Reproduce the listing below character for character; drop every image.

━━━━━━━━━━━━━━━━

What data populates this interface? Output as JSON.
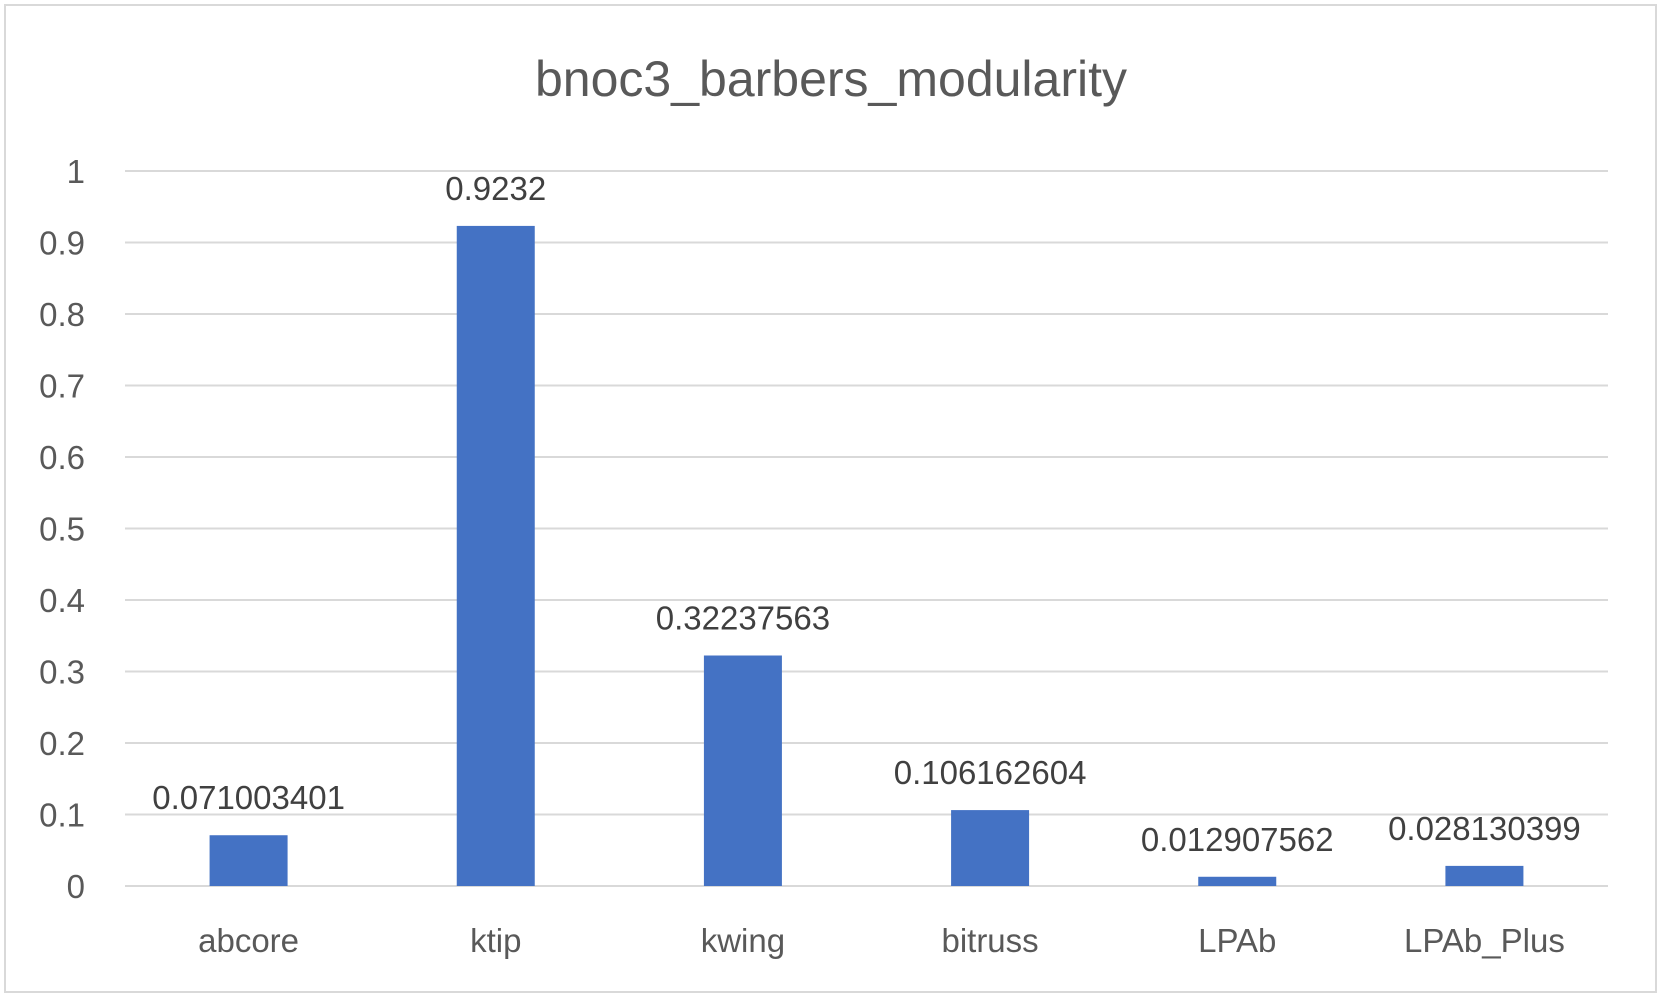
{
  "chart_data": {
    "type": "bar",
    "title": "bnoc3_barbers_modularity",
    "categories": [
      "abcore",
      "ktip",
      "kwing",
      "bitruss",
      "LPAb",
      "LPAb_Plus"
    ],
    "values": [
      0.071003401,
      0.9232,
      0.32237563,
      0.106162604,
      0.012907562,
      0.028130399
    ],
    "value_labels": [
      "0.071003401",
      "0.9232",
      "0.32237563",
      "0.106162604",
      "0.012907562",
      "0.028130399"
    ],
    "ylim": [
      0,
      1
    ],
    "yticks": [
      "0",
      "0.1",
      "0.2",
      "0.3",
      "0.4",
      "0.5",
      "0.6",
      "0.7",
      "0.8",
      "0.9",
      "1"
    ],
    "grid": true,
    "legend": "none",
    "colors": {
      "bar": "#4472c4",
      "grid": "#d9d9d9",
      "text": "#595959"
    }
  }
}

━━━━━━━━━━━━━━━━

(Response to this exercise)
What data populates this interface? Output as JSON.
{
  "chart_data": {
    "type": "bar",
    "title": "bnoc3_barbers_modularity",
    "categories": [
      "abcore",
      "ktip",
      "kwing",
      "bitruss",
      "LPAb",
      "LPAb_Plus"
    ],
    "values": [
      0.071003401,
      0.9232,
      0.32237563,
      0.106162604,
      0.012907562,
      0.028130399
    ],
    "value_labels": [
      "0.071003401",
      "0.9232",
      "0.32237563",
      "0.106162604",
      "0.012907562",
      "0.028130399"
    ],
    "ylim": [
      0,
      1
    ],
    "yticks": [
      "0",
      "0.1",
      "0.2",
      "0.3",
      "0.4",
      "0.5",
      "0.6",
      "0.7",
      "0.8",
      "0.9",
      "1"
    ],
    "grid": true,
    "legend": "none",
    "colors": {
      "bar": "#4472c4",
      "grid": "#d9d9d9",
      "text": "#595959"
    }
  }
}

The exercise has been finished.